• What the exercise asks
Could you swap every "row-checkbox" in the material below for "row-select-box" and return the lines with nothing else altered?

## Begin Provided data

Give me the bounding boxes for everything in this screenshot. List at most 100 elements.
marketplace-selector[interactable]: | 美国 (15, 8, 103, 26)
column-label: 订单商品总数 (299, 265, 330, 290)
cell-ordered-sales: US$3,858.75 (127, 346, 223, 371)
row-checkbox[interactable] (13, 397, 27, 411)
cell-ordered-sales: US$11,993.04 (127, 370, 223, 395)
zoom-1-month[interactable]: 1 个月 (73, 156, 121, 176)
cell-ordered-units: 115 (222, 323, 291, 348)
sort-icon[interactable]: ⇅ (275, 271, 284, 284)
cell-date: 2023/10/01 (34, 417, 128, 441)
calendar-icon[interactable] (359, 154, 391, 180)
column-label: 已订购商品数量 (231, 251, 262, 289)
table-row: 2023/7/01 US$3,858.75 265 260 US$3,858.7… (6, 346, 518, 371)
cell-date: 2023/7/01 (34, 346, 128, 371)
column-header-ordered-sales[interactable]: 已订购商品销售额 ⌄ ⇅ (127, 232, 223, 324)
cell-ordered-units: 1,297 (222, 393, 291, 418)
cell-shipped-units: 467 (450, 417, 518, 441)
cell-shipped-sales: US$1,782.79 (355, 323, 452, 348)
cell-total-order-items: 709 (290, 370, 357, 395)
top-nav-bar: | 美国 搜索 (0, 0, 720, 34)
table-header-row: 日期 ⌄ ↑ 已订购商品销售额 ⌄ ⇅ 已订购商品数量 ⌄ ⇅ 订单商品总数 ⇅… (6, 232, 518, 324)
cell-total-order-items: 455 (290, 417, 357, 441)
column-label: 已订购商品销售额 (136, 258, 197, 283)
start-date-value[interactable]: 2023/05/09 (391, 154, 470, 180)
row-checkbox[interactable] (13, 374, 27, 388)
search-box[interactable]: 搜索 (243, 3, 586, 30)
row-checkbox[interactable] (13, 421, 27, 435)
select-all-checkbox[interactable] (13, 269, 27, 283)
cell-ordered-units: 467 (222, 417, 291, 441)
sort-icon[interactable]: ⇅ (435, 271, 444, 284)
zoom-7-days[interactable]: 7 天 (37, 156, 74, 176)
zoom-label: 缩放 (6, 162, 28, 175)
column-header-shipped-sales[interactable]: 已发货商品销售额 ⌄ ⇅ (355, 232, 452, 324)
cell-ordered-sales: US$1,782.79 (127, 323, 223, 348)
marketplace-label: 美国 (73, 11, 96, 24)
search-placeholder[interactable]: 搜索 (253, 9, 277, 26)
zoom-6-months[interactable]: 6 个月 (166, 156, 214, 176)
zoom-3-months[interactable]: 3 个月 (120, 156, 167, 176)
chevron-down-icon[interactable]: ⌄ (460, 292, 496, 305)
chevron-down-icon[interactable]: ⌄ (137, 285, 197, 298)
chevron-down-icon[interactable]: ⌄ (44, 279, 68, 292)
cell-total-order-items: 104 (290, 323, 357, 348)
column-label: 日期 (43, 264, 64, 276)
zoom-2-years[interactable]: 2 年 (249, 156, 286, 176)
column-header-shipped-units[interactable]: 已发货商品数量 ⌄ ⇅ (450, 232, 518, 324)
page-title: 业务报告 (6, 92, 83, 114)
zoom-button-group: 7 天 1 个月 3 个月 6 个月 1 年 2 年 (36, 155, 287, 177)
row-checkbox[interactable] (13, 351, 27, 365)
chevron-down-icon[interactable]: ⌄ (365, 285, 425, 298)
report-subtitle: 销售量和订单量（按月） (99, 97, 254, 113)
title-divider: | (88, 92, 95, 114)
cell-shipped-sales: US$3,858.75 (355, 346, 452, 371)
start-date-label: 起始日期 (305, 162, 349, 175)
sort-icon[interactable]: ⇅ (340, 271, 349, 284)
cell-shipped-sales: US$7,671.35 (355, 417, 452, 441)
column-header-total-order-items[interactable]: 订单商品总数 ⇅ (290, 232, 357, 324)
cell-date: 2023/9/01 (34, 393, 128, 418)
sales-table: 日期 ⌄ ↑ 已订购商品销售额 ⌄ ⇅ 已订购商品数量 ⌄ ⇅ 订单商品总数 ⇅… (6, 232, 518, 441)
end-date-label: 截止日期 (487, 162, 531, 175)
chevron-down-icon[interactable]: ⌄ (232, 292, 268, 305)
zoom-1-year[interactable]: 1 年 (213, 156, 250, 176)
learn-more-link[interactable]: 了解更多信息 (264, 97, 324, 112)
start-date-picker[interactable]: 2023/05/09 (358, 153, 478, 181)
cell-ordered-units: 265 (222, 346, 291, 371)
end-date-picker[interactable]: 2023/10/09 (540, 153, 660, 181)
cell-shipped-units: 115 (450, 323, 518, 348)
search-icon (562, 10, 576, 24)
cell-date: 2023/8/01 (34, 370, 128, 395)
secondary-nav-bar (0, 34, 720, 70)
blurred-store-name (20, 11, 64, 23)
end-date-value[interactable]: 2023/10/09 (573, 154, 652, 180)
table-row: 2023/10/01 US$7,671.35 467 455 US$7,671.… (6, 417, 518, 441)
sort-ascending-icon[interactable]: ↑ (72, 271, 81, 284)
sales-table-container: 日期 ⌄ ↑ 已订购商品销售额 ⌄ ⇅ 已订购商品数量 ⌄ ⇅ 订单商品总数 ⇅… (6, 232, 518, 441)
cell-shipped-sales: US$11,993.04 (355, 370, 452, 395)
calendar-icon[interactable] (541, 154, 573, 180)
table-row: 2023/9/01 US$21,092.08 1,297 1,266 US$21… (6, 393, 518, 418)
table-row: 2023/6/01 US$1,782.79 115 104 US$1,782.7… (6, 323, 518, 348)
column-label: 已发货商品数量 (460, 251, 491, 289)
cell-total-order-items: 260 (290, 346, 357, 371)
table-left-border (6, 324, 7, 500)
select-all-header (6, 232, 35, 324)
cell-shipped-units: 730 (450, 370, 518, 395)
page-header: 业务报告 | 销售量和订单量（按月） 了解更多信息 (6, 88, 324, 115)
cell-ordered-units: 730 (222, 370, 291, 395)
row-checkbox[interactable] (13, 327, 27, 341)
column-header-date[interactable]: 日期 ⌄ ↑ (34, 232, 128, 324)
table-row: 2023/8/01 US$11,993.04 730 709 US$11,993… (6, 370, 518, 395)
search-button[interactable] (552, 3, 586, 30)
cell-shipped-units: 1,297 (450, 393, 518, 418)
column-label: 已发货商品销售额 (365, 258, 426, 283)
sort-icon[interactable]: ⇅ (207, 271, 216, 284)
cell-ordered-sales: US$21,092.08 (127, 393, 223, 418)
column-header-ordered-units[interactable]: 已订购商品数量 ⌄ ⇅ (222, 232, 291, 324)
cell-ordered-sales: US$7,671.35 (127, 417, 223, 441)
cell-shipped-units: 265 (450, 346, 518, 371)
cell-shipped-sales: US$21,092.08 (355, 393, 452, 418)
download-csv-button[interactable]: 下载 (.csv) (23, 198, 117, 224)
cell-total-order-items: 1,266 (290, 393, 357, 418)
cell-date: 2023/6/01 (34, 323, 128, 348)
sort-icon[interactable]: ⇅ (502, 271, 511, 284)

## End Provided data

• Solution for this exercise
Give me the bounding boxes for everything in this screenshot. List at most 100 elements.
marketplace-selector[interactable]: | 美国 (15, 8, 103, 26)
column-label: 订单商品总数 (299, 265, 330, 290)
cell-ordered-sales: US$3,858.75 (127, 346, 223, 371)
row-select-box[interactable] (13, 397, 27, 411)
cell-ordered-sales: US$11,993.04 (127, 370, 223, 395)
zoom-1-month[interactable]: 1 个月 (73, 156, 121, 176)
cell-ordered-units: 115 (222, 323, 291, 348)
sort-icon[interactable]: ⇅ (275, 271, 284, 284)
cell-date: 2023/10/01 (34, 417, 128, 441)
calendar-icon[interactable] (359, 154, 391, 180)
column-label: 已订购商品数量 (231, 251, 262, 289)
table-row: 2023/7/01 US$3,858.75 265 260 US$3,858.7… (6, 346, 518, 371)
cell-date: 2023/7/01 (34, 346, 128, 371)
column-header-ordered-sales[interactable]: 已订购商品销售额 ⌄ ⇅ (127, 232, 223, 324)
cell-ordered-units: 1,297 (222, 393, 291, 418)
cell-shipped-units: 467 (450, 417, 518, 441)
cell-shipped-sales: US$1,782.79 (355, 323, 452, 348)
cell-total-order-items: 709 (290, 370, 357, 395)
top-nav-bar: | 美国 搜索 (0, 0, 720, 34)
table-header-row: 日期 ⌄ ↑ 已订购商品销售额 ⌄ ⇅ 已订购商品数量 ⌄ ⇅ 订单商品总数 ⇅… (6, 232, 518, 324)
cell-total-order-items: 455 (290, 417, 357, 441)
column-label: 已订购商品销售额 (136, 258, 197, 283)
start-date-value[interactable]: 2023/05/09 (391, 154, 470, 180)
row-select-box[interactable] (13, 374, 27, 388)
search-box[interactable]: 搜索 (243, 3, 586, 30)
row-select-box[interactable] (13, 421, 27, 435)
select-all-checkbox[interactable] (13, 269, 27, 283)
cell-ordered-units: 467 (222, 417, 291, 441)
sort-icon[interactable]: ⇅ (435, 271, 444, 284)
zoom-7-days[interactable]: 7 天 (37, 156, 74, 176)
zoom-label: 缩放 (6, 162, 28, 175)
column-header-shipped-sales[interactable]: 已发货商品销售额 ⌄ ⇅ (355, 232, 452, 324)
cell-ordered-sales: US$1,782.79 (127, 323, 223, 348)
marketplace-label: 美国 (73, 11, 96, 24)
search-placeholder[interactable]: 搜索 (253, 9, 277, 26)
zoom-6-months[interactable]: 6 个月 (166, 156, 214, 176)
zoom-3-months[interactable]: 3 个月 (120, 156, 167, 176)
chevron-down-icon[interactable]: ⌄ (460, 292, 496, 305)
chevron-down-icon[interactable]: ⌄ (137, 285, 197, 298)
chevron-down-icon[interactable]: ⌄ (44, 279, 68, 292)
cell-total-order-items: 104 (290, 323, 357, 348)
column-label: 日期 (43, 264, 64, 276)
zoom-2-years[interactable]: 2 年 (249, 156, 286, 176)
column-header-shipped-units[interactable]: 已发货商品数量 ⌄ ⇅ (450, 232, 518, 324)
page-title: 业务报告 (6, 92, 83, 114)
zoom-button-group: 7 天 1 个月 3 个月 6 个月 1 年 2 年 (36, 155, 287, 177)
row-select-box[interactable] (13, 351, 27, 365)
chevron-down-icon[interactable]: ⌄ (365, 285, 425, 298)
report-subtitle: 销售量和订单量（按月） (99, 97, 254, 113)
title-divider: | (88, 92, 95, 114)
cell-shipped-sales: US$3,858.75 (355, 346, 452, 371)
start-date-label: 起始日期 (305, 162, 349, 175)
sort-icon[interactable]: ⇅ (340, 271, 349, 284)
cell-shipped-sales: US$7,671.35 (355, 417, 452, 441)
column-header-total-order-items[interactable]: 订单商品总数 ⇅ (290, 232, 357, 324)
cell-date: 2023/9/01 (34, 393, 128, 418)
sales-table: 日期 ⌄ ↑ 已订购商品销售额 ⌄ ⇅ 已订购商品数量 ⌄ ⇅ 订单商品总数 ⇅… (6, 232, 518, 441)
end-date-label: 截止日期 (487, 162, 531, 175)
chevron-down-icon[interactable]: ⌄ (232, 292, 268, 305)
zoom-1-year[interactable]: 1 年 (213, 156, 250, 176)
learn-more-link[interactable]: 了解更多信息 (264, 97, 324, 112)
start-date-picker[interactable]: 2023/05/09 (358, 153, 478, 181)
cell-ordered-units: 265 (222, 346, 291, 371)
end-date-picker[interactable]: 2023/10/09 (540, 153, 660, 181)
cell-shipped-units: 115 (450, 323, 518, 348)
search-icon (562, 10, 576, 24)
cell-date: 2023/8/01 (34, 370, 128, 395)
secondary-nav-bar (0, 34, 720, 70)
blurred-store-name (20, 11, 64, 23)
end-date-value[interactable]: 2023/10/09 (573, 154, 652, 180)
table-row: 2023/10/01 US$7,671.35 467 455 US$7,671.… (6, 417, 518, 441)
sort-ascending-icon[interactable]: ↑ (72, 271, 81, 284)
sales-table-container: 日期 ⌄ ↑ 已订购商品销售额 ⌄ ⇅ 已订购商品数量 ⌄ ⇅ 订单商品总数 ⇅… (6, 232, 518, 441)
cell-shipped-sales: US$11,993.04 (355, 370, 452, 395)
calendar-icon[interactable] (541, 154, 573, 180)
table-row: 2023/9/01 US$21,092.08 1,297 1,266 US$21… (6, 393, 518, 418)
table-row: 2023/6/01 US$1,782.79 115 104 US$1,782.7… (6, 323, 518, 348)
column-label: 已发货商品数量 (460, 251, 491, 289)
cell-total-order-items: 260 (290, 346, 357, 371)
table-left-border (6, 324, 7, 500)
select-all-header (6, 232, 35, 324)
cell-shipped-units: 730 (450, 370, 518, 395)
page-header: 业务报告 | 销售量和订单量（按月） 了解更多信息 (6, 88, 324, 115)
cell-ordered-units: 730 (222, 370, 291, 395)
row-select-box[interactable] (13, 327, 27, 341)
column-header-date[interactable]: 日期 ⌄ ↑ (34, 232, 128, 324)
table-row: 2023/8/01 US$11,993.04 730 709 US$11,993… (6, 370, 518, 395)
search-button[interactable] (552, 3, 586, 30)
cell-shipped-units: 1,297 (450, 393, 518, 418)
column-label: 已发货商品销售额 (365, 258, 426, 283)
sort-icon[interactable]: ⇅ (207, 271, 216, 284)
cell-ordered-sales: US$21,092.08 (127, 393, 223, 418)
column-header-ordered-units[interactable]: 已订购商品数量 ⌄ ⇅ (222, 232, 291, 324)
cell-ordered-sales: US$7,671.35 (127, 417, 223, 441)
cell-shipped-units: 265 (450, 346, 518, 371)
cell-shipped-sales: US$21,092.08 (355, 393, 452, 418)
download-csv-button[interactable]: 下载 (.csv) (23, 198, 117, 224)
cell-total-order-items: 1,266 (290, 393, 357, 418)
cell-date: 2023/6/01 (34, 323, 128, 348)
sort-icon[interactable]: ⇅ (502, 271, 511, 284)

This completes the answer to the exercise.